**Requirement:** How many lines in these records hold the string "Cooperation"? Reply with the number alone.

──────── Given data ────────

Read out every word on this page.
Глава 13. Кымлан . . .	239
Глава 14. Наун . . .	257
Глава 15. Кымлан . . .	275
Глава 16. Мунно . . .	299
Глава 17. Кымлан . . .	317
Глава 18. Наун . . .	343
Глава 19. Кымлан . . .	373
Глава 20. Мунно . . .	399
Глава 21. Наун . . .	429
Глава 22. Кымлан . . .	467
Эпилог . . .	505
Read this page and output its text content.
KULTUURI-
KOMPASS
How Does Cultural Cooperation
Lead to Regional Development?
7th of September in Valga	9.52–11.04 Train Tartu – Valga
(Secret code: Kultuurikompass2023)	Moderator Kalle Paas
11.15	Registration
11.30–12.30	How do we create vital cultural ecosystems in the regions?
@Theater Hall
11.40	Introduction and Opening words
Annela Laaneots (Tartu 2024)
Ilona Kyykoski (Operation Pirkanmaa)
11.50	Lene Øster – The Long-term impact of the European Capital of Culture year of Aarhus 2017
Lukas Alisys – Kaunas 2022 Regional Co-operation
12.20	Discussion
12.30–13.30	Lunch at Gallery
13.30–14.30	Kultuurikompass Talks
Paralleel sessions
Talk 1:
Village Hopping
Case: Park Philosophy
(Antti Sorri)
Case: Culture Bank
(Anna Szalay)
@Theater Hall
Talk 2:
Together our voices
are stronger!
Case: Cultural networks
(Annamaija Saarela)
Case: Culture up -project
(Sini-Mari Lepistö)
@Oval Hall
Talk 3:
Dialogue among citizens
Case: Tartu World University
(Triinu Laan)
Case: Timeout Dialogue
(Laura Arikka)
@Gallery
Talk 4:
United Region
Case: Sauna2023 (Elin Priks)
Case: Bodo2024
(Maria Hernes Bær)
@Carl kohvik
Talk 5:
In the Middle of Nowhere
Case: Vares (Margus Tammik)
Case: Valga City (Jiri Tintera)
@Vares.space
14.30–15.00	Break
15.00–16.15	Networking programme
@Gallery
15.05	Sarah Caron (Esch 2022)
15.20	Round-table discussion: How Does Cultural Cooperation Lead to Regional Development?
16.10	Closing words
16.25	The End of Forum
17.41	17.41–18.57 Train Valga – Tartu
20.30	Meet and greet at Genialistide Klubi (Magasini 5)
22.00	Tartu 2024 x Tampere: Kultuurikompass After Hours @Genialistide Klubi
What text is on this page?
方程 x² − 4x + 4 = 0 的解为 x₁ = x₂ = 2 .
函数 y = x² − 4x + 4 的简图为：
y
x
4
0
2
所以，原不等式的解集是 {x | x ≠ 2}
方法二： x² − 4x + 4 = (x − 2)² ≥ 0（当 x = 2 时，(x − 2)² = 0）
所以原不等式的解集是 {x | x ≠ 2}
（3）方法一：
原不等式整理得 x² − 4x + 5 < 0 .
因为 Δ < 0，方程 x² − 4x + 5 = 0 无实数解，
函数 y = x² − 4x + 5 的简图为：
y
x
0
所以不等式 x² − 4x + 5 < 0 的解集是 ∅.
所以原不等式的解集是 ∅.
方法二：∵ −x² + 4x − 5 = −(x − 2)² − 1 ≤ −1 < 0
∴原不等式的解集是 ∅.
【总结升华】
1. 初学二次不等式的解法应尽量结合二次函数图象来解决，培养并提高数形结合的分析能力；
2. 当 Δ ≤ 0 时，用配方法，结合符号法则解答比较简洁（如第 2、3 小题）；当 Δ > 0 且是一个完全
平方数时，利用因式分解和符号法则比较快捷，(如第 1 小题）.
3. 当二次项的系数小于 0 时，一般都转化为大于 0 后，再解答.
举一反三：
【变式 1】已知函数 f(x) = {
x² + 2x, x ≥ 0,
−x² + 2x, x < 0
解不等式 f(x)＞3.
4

────────
──────── Given data ────────

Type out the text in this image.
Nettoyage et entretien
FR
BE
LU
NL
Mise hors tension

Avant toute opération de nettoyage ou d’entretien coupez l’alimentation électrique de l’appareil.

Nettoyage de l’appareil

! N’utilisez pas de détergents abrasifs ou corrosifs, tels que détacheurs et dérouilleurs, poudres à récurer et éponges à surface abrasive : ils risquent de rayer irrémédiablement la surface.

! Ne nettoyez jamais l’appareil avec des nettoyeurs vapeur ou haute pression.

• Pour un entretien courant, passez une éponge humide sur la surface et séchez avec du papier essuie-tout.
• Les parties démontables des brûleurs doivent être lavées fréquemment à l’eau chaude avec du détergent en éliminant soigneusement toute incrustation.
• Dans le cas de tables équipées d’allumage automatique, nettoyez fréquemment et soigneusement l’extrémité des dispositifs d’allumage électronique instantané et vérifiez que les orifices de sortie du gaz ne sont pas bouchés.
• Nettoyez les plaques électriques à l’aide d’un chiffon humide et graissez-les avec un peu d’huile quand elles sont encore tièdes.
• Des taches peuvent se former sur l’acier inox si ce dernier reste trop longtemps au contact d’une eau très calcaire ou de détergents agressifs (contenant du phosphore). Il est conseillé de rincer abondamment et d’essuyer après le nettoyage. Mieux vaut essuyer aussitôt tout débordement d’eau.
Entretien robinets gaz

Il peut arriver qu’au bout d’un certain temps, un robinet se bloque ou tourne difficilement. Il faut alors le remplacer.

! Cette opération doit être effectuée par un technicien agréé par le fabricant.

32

────────
──────── Given data ────────

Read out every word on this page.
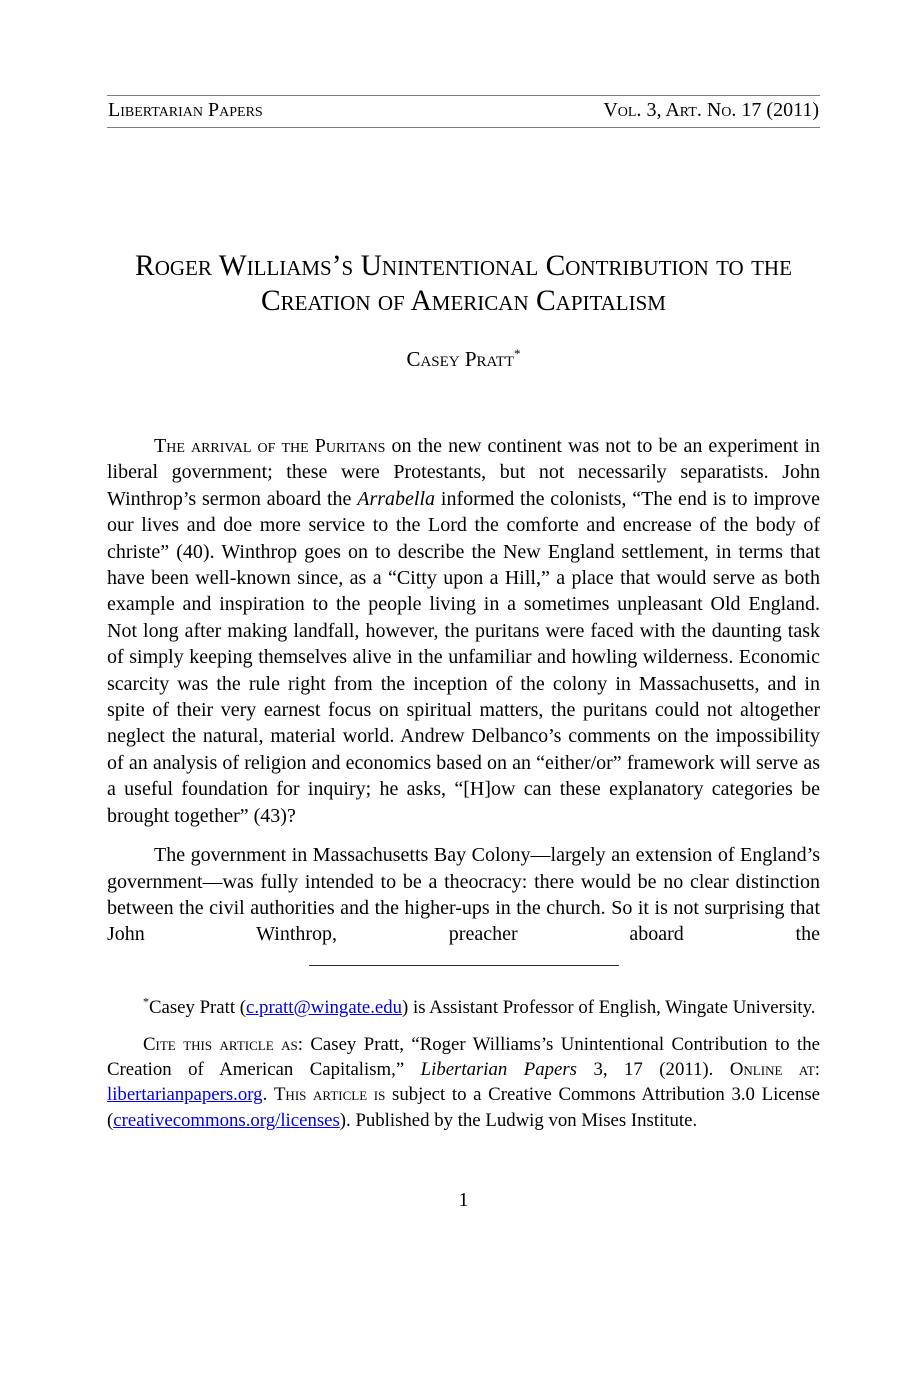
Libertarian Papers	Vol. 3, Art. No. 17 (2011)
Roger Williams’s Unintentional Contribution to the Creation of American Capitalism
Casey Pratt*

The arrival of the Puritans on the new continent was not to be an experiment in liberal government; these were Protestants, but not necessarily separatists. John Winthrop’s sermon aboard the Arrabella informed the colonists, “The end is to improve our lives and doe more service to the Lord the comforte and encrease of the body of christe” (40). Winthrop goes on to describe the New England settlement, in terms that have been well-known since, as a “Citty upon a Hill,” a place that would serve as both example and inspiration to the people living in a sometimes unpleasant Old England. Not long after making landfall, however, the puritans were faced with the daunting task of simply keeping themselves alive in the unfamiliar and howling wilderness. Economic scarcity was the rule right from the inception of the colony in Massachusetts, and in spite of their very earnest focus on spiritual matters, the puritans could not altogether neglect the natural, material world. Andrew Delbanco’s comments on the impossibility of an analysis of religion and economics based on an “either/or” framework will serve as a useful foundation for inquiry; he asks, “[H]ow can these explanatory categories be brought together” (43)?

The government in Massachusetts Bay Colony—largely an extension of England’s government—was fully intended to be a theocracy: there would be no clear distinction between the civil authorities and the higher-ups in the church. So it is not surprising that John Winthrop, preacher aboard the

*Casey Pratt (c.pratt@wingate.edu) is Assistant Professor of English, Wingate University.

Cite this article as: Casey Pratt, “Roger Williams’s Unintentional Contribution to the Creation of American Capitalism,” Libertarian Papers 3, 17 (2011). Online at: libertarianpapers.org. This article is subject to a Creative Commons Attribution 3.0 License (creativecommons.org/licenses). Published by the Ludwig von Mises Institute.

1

────────

**Solution to this problem:** 2